Using the records below, report how many lines hold "есть", with no extra text.

[Recorded data]
------------------------------------------------------------

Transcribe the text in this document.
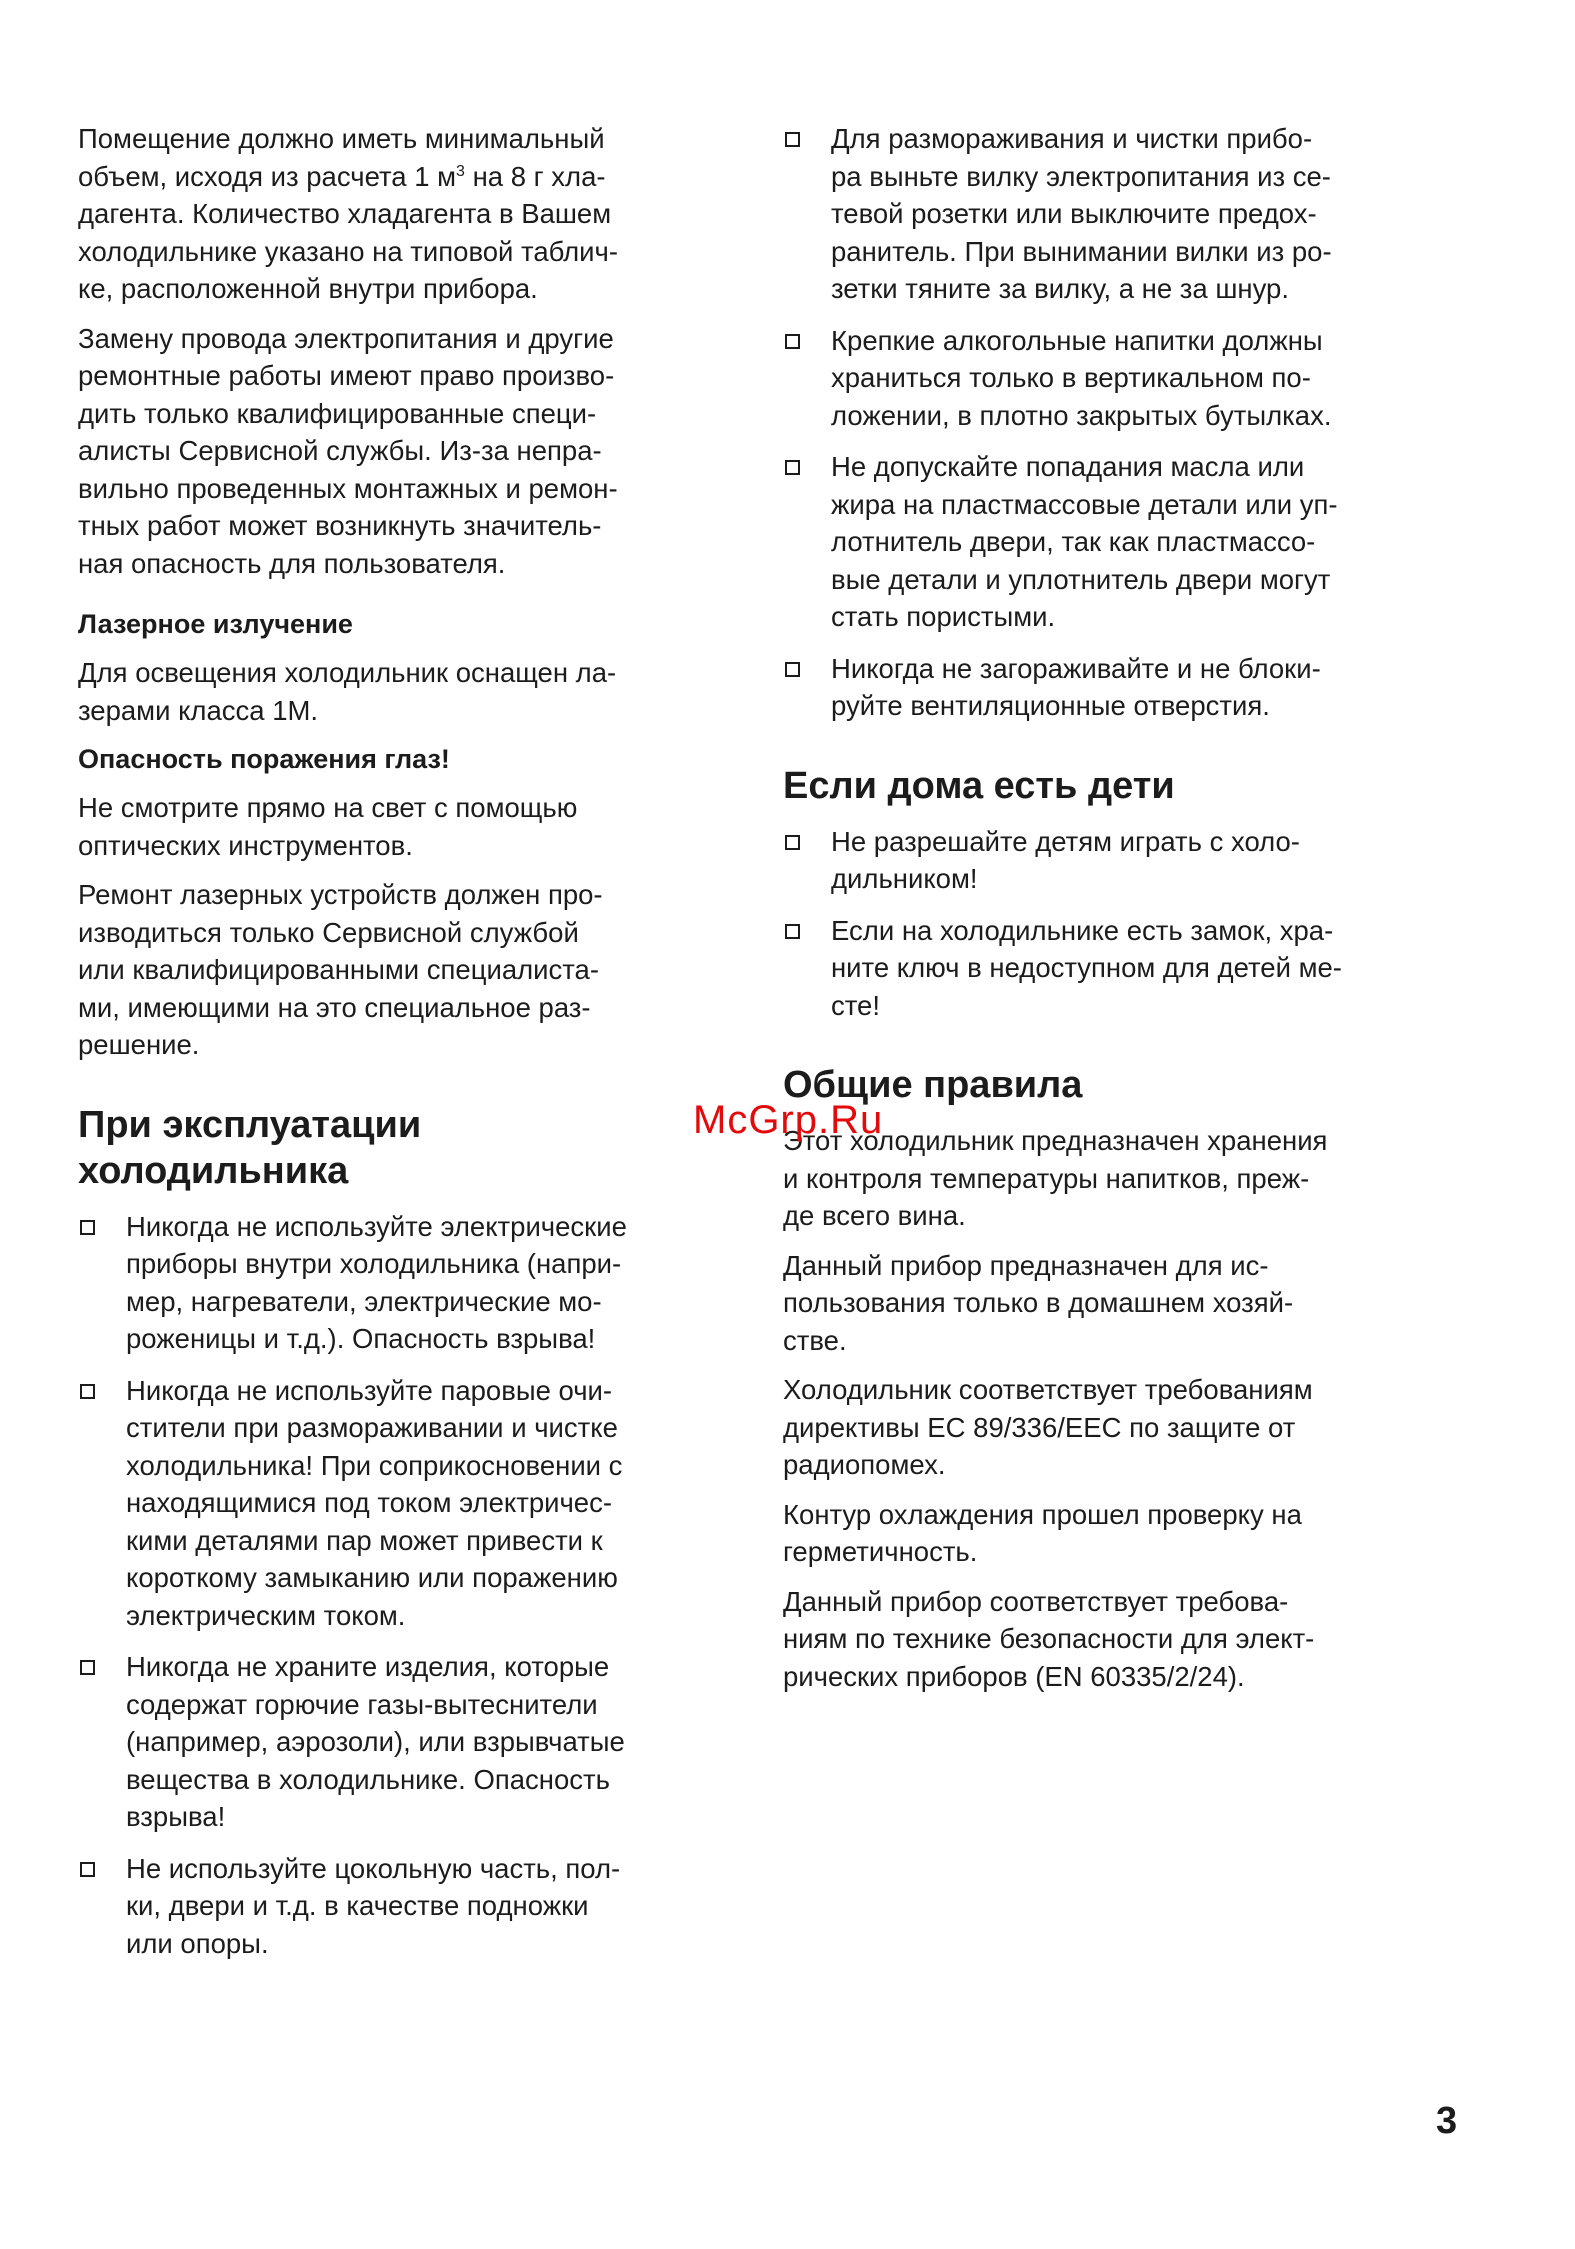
Помещение должно иметь минимальный
объем, исходя из расчета 1 $м^3$ на 8 г хла-
дагента. Количество хладагента в Вашем
холодильнике указано на типовой таблич-
ке, расположенной внутри прибора.

Замену провода электропитания и другие
ремонтные работы имеют право произво-
дить только квалифицированные специ-
алисты Сервисной службы. Из-за непра-
вильно проведенных монтажных и ремон-
тных работ может возникнуть значитель-
ная опасность для пользователя.

Лазерное излучение

Для освещения холодильник оснащен ла-
зерами класса 1М.

Опасность поражения глаз!

Не смотрите прямо на свет с помощью
оптических инструментов.

Ремонт лазерных устройств должен про-
изводиться только Сервисной службой
или квалифицированными специалиста-
ми, имеющими на это специальное раз-
решение.

При эксплуатации
холодильника
Никогда не используйте электрические
приборы внутри холодильника (напри-
мер, нагреватели, электрические мо-
роженицы и т.д.). Опасность взрыва!
Никогда не используйте паровые очи-
стители при размораживании и чистке
холодильника! При соприкосновении с
находящимися под током электричес-
кими деталями пар может привести к
короткому замыканию или поражению
электрическим током.
Никогда не храните изделия, которые
содержат горючие газы-вытеснители
(например, аэрозоли), или взрывчатые
вещества в холодильнике. Опасность
взрыва!
Не используйте цокольную часть, пол-
ки, двери и т.д. в качестве подножки
или опоры.
Для размораживания и чистки прибо-
ра выньте вилку электропитания из се-
тевой розетки или выключите предох-
ранитель. При вынимании вилки из ро-
зетки тяните за вилку, а не за шнур.
Крепкие алкогольные напитки должны
храниться только в вертикальном по-
ложении, в плотно закрытых бутылках.
Не допускайте попадания масла или
жира на пластмассовые детали или уп-
лотнитель двери, так как пластмассо-
вые детали и уплотнитель двери могут
стать пористыми.
Никогда не загораживайте и не блоки-
руйте вентиляционные отверстия.
Если дома есть дети
Не разрешайте детям играть с холо-
дильником!
Если на холодильнике есть замок, хра-
ните ключ в недоступном для детей ме-
сте!
Общие правила

Этот холодильник предназначен хранения
и контроля температуры напитков, преж-
де всего вина.

Данный прибор предназначен для ис-
пользования только в домашнем хозяй-
стве.

Холодильник соответствует требованиям
директивы ЕС 89/336/ЕЕС по защите от
радиопомех.

Контур охлаждения прошел проверку на
герметичность.

Данный прибор соответствует требова-
ниям по технике безопасности для элект-
рических приборов (EN 60335/2/24).

McGrp.Ru
3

------------------------------------------------------------

## Correct response
2